[Task statement] Copy out each line of the data holding "between".

[Working data]
---+---
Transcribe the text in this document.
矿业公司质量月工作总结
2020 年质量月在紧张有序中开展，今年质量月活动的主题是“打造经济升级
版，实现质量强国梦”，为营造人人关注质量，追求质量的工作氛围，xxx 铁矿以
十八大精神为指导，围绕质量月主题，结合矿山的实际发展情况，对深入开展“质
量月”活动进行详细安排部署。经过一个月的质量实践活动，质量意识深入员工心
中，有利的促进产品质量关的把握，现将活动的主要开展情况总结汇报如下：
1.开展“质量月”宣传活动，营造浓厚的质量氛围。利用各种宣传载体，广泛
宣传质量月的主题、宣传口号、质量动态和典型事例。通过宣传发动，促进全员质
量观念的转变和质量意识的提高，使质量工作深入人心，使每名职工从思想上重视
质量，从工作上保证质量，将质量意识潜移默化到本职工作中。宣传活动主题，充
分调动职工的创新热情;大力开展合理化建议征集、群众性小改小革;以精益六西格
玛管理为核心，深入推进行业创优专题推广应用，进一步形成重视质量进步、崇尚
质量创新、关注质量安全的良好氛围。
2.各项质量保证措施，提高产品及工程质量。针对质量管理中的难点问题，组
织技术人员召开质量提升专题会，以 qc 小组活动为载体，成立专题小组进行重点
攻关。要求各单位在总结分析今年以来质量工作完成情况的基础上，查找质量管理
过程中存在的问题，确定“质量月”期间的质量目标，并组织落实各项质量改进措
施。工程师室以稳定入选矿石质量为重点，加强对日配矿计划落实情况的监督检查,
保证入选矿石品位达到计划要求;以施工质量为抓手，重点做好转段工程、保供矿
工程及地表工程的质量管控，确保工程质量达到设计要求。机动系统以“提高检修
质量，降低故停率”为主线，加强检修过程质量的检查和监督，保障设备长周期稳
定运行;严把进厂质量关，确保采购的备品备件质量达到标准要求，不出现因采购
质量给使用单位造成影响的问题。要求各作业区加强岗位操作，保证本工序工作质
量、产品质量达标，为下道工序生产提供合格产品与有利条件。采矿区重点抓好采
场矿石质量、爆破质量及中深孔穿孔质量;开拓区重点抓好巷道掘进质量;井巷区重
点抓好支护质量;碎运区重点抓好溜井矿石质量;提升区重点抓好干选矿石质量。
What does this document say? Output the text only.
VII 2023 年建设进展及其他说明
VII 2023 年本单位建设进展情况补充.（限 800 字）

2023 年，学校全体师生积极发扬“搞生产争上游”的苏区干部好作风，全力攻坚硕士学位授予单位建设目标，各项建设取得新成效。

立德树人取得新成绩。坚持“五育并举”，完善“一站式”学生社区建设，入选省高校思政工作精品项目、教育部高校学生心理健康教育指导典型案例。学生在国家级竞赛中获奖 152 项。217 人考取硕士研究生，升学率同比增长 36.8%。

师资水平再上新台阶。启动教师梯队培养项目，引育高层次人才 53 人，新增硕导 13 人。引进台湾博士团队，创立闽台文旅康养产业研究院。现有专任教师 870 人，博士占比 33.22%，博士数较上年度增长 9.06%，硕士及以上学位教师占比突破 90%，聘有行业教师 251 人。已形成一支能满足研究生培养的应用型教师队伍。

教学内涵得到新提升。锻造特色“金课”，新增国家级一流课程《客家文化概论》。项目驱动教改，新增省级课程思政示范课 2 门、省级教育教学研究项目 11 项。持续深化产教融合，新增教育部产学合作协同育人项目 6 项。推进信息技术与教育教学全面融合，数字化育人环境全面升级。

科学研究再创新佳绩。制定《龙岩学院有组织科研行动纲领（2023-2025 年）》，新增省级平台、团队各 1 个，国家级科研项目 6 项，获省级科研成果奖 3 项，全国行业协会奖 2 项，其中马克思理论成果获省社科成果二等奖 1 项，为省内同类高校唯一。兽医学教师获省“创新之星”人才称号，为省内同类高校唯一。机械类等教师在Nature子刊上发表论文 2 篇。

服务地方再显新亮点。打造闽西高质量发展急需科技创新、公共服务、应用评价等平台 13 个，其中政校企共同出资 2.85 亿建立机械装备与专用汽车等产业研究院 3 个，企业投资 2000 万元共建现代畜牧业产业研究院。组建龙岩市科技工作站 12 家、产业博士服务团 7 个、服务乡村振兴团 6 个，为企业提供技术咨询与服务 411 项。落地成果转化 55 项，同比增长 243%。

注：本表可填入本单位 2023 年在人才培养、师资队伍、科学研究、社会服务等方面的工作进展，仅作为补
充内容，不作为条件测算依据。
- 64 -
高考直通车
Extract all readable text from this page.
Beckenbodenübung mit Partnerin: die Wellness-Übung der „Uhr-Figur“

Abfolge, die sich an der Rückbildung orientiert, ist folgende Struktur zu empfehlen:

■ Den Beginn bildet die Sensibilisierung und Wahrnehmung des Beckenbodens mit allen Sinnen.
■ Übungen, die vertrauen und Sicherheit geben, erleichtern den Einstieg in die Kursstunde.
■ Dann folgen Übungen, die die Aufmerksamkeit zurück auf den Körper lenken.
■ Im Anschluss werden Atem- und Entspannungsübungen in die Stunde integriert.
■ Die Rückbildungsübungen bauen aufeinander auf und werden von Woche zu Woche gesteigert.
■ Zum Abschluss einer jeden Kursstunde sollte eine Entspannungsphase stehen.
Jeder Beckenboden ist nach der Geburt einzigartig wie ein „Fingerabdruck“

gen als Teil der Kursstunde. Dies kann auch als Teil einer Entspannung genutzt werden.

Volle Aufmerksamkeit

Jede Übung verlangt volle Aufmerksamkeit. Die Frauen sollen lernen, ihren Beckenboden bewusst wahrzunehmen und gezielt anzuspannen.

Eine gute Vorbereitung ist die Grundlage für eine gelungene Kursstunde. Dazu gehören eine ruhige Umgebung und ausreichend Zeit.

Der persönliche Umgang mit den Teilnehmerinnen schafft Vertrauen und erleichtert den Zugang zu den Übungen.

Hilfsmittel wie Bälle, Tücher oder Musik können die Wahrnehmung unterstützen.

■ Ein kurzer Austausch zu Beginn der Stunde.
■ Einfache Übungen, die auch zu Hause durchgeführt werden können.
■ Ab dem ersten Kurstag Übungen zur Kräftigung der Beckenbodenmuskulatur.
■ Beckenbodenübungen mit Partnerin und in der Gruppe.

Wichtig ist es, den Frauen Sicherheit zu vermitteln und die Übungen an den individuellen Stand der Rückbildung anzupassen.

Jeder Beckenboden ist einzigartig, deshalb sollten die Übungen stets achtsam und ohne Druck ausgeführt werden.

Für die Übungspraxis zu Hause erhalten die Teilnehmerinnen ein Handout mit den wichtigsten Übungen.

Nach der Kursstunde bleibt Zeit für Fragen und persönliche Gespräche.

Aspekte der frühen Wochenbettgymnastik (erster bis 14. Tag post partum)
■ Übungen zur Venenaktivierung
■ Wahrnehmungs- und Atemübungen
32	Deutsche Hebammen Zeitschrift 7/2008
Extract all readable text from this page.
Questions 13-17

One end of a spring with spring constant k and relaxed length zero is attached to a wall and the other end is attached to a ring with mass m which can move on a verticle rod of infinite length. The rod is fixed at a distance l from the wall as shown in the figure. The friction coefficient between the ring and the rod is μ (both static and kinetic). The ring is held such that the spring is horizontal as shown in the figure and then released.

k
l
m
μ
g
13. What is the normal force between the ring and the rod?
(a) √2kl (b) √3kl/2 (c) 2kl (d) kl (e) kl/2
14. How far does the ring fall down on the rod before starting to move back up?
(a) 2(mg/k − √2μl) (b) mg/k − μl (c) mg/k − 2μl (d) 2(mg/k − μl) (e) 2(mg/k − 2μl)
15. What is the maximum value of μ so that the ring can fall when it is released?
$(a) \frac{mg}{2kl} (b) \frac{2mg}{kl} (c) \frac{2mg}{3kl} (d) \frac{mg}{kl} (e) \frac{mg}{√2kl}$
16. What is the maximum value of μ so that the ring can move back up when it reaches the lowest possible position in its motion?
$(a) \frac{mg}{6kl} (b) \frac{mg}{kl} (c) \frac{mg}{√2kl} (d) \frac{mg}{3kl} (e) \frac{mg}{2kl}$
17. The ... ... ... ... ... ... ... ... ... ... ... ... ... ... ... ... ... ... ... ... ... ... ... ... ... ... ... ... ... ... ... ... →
---+---
[Exercise answer]
One end of a spring with spring constant k and relaxed length zero is attached to a wall and the other end is attached to a ring with mass m which can move on a verticle rod of infinite length. The rod is fixed at a distance l from the wall as shown in the figure. The friction coefficient between the ring and the rod is μ (both static and kinetic). The ring is held such that the spring is horizontal as shown in the figure and then released.
13. What is the normal force between the ring and the rod?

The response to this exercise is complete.